> [What this task involves] Identify all lines below that hold "Demo" and collect them.

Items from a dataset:
^^^^^^^^^^^^^^^^

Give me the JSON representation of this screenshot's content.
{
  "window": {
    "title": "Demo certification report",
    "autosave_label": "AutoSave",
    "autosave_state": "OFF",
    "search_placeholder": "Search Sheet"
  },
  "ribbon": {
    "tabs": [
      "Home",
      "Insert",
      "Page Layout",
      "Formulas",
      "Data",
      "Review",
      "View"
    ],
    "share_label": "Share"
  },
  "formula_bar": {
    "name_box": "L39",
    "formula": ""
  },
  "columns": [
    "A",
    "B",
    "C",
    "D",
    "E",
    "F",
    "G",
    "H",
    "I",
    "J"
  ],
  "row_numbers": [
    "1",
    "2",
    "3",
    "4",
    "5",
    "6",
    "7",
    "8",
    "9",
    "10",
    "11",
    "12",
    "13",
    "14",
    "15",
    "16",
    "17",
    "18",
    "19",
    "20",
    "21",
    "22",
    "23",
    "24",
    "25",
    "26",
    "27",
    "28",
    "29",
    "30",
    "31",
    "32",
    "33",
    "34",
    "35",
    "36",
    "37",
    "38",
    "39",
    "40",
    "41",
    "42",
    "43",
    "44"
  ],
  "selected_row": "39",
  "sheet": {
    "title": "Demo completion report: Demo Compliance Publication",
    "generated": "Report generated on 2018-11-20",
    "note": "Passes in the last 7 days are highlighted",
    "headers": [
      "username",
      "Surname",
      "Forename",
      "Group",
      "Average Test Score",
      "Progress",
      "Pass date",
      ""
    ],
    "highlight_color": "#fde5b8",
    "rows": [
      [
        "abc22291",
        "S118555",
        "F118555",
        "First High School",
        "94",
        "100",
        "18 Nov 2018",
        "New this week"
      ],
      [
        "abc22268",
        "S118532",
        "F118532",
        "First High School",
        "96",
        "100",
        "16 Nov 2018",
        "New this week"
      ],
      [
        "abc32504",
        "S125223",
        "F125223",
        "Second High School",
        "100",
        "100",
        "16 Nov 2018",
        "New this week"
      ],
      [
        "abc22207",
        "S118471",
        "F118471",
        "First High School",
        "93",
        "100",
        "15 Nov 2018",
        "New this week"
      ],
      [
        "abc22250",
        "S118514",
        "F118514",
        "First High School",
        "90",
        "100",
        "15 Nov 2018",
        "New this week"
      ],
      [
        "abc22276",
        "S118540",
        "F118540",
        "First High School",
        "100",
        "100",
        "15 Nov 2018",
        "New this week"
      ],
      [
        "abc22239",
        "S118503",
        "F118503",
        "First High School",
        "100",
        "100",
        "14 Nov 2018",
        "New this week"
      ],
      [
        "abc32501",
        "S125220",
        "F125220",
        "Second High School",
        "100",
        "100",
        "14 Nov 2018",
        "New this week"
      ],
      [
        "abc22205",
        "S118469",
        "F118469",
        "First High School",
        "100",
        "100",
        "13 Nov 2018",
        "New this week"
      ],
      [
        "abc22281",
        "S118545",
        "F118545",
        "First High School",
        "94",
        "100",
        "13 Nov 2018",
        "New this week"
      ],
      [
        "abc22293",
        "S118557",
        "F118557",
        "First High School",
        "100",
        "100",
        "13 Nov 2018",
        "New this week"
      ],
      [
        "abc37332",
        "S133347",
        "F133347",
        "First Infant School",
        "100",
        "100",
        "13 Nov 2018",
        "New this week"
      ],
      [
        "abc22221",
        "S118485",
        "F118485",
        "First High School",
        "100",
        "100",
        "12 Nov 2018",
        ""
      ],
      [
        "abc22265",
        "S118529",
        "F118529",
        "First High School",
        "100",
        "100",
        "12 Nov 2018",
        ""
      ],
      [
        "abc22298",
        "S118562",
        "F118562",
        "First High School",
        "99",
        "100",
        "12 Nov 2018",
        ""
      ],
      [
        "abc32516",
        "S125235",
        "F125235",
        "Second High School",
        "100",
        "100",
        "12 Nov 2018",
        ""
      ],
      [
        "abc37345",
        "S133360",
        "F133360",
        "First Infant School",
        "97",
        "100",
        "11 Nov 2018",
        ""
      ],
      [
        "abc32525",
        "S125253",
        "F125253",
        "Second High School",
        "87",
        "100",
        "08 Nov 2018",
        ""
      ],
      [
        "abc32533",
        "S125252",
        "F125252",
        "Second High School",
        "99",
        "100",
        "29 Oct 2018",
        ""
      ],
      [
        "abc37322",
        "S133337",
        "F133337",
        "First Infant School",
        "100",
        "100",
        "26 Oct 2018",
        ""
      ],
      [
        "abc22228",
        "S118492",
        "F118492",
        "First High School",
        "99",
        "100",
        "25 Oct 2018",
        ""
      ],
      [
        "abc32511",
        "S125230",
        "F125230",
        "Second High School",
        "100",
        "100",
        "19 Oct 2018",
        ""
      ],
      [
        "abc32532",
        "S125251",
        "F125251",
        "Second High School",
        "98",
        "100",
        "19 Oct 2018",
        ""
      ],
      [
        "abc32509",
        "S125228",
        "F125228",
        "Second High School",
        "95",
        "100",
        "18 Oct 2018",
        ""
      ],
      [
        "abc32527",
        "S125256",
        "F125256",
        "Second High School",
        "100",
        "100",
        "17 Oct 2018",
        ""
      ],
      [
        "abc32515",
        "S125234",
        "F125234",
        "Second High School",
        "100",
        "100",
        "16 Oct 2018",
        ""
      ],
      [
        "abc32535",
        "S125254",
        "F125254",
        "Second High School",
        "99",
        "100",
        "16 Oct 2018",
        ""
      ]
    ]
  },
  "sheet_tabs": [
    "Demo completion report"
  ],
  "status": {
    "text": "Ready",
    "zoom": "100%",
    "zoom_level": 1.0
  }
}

^^^^^^^^^^^^^^^^

> [Answer in full]
    "title": "Demo certification report",
    "title": "Demo completion report: Demo Compliance Publication",
    "Demo completion report"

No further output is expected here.